> _What is asked_
Please repeat all of the listing exactly.

....

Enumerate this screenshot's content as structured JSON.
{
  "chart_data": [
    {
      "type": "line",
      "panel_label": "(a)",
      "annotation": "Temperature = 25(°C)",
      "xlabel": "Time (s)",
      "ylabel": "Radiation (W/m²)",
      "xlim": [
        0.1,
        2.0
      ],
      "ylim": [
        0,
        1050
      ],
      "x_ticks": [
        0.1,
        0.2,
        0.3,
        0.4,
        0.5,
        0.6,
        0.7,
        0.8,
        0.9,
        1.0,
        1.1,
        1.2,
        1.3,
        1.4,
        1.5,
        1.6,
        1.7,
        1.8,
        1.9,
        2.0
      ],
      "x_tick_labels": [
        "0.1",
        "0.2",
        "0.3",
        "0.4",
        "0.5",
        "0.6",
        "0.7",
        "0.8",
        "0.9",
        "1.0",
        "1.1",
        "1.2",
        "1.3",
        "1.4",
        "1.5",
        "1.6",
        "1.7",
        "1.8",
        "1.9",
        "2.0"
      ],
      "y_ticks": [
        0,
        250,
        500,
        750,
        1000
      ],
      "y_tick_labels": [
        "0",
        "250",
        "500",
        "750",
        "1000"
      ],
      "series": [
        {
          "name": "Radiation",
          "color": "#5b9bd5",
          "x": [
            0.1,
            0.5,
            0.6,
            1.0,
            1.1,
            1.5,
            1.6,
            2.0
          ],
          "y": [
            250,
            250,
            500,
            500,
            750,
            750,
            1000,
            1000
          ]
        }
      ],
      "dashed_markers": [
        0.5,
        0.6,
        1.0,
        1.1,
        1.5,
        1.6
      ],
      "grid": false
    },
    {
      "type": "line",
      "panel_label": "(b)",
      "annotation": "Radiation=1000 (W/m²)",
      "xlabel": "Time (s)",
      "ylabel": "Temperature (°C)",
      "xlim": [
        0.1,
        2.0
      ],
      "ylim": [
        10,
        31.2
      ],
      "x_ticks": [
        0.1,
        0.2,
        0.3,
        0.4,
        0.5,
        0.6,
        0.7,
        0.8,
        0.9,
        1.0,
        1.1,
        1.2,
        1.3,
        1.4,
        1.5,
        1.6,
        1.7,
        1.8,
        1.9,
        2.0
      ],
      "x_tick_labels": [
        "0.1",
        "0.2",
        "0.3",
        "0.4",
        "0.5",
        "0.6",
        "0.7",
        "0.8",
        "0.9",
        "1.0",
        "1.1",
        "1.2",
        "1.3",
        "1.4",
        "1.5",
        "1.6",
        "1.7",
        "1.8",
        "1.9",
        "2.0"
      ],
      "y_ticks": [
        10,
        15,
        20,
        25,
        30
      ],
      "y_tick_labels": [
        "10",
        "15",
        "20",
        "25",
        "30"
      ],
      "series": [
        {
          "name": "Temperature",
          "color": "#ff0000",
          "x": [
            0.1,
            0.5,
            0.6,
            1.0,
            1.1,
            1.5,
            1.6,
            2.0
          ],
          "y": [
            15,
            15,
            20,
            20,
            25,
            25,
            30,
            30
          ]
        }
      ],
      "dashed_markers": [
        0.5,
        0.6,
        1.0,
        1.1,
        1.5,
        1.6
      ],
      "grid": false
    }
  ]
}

....

> _Solution to this problem_
Enumerate this screenshot's content as structured JSON.
{
  "chart_data": [
    {
      "type": "line",
      "panel_label": "(a)",
      "annotation": "Temperature = 25(°C)",
      "xlabel": "Time (s)",
      "ylabel": "Radiation (W/m²)",
      "xlim": [
        0.1,
        2.0
      ],
      "ylim": [
        0,
        1050
      ],
      "x_ticks": [
        0.1,
        0.2,
        0.3,
        0.4,
        0.5,
        0.6,
        0.7,
        0.8,
        0.9,
        1.0,
        1.1,
        1.2,
        1.3,
        1.4,
        1.5,
        1.6,
        1.7,
        1.8,
        1.9,
        2.0
      ],
      "x_tick_labels": [
        "0.1",
        "0.2",
        "0.3",
        "0.4",
        "0.5",
        "0.6",
        "0.7",
        "0.8",
        "0.9",
        "1.0",
        "1.1",
        "1.2",
        "1.3",
        "1.4",
        "1.5",
        "1.6",
        "1.7",
        "1.8",
        "1.9",
        "2.0"
      ],
      "y_ticks": [
        0,
        250,
        500,
        750,
        1000
      ],
      "y_tick_labels": [
        "0",
        "250",
        "500",
        "750",
        "1000"
      ],
      "series": [
        {
          "name": "Radiation",
          "color": "#5b9bd5",
          "x": [
            0.1,
            0.5,
            0.6,
            1.0,
            1.1,
            1.5,
            1.6,
            2.0
          ],
          "y": [
            250,
            250,
            500,
            500,
            750,
            750,
            1000,
            1000
          ]
        }
      ],
      "dashed_markers": [
        0.5,
        0.6,
        1.0,
        1.1,
        1.5,
        1.6
      ],
      "grid": false
    },
    {
      "type": "line",
      "panel_label": "(b)",
      "annotation": "Radiation=1000 (W/m²)",
      "xlabel": "Time (s)",
      "ylabel": "Temperature (°C)",
      "xlim": [
        0.1,
        2.0
      ],
      "ylim": [
        10,
        31.2
      ],
      "x_ticks": [
        0.1,
        0.2,
        0.3,
        0.4,
        0.5,
        0.6,
        0.7,
        0.8,
        0.9,
        1.0,
        1.1,
        1.2,
        1.3,
        1.4,
        1.5,
        1.6,
        1.7,
        1.8,
        1.9,
        2.0
      ],
      "x_tick_labels": [
        "0.1",
        "0.2",
        "0.3",
        "0.4",
        "0.5",
        "0.6",
        "0.7",
        "0.8",
        "0.9",
        "1.0",
        "1.1",
        "1.2",
        "1.3",
        "1.4",
        "1.5",
        "1.6",
        "1.7",
        "1.8",
        "1.9",
        "2.0"
      ],
      "y_ticks": [
        10,
        15,
        20,
        25,
        30
      ],
      "y_tick_labels": [
        "10",
        "15",
        "20",
        "25",
        "30"
      ],
      "series": [
        {
          "name": "Temperature",
          "color": "#ff0000",
          "x": [
            0.1,
            0.5,
            0.6,
            1.0,
            1.1,
            1.5,
            1.6,
            2.0
          ],
          "y": [
            15,
            15,
            20,
            20,
            25,
            25,
            30,
            30
          ]
        }
      ],
      "dashed_markers": [
        0.5,
        0.6,
        1.0,
        1.1,
        1.5,
        1.6
      ],
      "grid": false
    }
  ]
}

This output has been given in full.